= What to do =
Each line that contains the word "folder" counts once; give the total for the records below and nothing else.

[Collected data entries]

• • •

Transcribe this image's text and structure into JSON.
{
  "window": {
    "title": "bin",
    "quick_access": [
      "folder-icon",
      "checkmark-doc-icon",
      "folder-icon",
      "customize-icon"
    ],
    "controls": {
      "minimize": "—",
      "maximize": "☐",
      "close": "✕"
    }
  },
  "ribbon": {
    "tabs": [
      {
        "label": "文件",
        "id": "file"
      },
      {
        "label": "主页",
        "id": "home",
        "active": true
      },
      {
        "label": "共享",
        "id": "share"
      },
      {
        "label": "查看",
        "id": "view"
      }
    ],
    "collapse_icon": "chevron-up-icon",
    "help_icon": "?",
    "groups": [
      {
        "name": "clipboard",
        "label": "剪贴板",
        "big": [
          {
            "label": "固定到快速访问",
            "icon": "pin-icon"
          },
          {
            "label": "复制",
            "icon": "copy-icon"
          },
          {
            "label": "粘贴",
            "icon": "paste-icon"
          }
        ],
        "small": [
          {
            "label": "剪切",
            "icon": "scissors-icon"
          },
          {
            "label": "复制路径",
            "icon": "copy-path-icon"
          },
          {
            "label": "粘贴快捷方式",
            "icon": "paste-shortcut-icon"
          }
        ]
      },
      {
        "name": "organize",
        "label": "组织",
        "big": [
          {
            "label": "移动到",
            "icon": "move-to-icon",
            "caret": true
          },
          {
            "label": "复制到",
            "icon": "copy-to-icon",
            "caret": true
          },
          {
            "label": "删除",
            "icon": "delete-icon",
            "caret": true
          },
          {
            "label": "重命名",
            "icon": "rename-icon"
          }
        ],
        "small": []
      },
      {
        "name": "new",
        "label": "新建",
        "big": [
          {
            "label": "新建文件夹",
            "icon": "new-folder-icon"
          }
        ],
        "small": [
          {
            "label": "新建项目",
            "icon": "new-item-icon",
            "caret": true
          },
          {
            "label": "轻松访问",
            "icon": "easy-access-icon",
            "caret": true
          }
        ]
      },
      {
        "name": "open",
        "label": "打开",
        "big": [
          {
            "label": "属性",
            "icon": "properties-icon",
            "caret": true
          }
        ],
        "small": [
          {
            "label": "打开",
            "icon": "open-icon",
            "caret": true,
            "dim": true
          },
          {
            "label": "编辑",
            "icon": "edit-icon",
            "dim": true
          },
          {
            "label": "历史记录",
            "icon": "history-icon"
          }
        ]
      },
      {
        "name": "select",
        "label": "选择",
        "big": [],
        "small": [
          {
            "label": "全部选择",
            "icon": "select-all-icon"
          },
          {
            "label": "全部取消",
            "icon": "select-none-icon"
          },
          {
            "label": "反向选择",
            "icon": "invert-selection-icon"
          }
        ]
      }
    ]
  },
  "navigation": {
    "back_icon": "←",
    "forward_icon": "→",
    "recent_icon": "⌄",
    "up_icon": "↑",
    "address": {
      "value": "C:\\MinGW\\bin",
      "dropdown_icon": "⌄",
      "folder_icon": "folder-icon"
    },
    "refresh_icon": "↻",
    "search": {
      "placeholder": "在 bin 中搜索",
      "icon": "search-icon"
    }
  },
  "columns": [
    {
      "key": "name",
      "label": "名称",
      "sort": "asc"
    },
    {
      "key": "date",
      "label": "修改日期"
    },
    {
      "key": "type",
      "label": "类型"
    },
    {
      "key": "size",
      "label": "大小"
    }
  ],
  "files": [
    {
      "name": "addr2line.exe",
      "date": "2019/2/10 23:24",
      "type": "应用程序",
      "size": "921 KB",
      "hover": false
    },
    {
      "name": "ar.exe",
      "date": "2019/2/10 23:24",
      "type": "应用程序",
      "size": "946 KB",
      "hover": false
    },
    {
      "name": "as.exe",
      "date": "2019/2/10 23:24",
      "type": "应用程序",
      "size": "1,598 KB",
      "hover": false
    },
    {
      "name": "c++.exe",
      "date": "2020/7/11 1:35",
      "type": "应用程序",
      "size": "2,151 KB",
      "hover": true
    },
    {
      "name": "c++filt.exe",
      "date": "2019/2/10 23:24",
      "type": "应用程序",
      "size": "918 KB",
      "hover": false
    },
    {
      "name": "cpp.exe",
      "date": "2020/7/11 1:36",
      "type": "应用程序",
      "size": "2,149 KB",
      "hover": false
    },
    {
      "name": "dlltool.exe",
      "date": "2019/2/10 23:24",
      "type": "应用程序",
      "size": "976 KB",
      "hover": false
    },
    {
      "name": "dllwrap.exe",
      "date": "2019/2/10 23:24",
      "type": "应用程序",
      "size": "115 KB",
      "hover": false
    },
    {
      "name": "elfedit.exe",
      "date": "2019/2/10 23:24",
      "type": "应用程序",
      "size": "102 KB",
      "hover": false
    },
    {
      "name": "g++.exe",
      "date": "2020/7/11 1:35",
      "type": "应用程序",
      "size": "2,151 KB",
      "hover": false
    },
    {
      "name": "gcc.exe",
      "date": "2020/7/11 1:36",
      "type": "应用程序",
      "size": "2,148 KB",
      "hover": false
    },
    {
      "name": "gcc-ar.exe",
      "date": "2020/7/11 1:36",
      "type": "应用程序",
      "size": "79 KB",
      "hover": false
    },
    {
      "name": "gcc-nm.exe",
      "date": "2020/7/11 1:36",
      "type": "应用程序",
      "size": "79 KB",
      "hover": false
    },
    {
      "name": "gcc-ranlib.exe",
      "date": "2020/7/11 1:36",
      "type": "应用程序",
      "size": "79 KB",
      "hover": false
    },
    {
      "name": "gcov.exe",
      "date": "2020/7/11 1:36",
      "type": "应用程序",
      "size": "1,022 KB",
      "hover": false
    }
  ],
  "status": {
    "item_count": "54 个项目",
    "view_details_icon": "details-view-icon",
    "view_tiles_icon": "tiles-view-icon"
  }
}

• • •

= Full answer =
4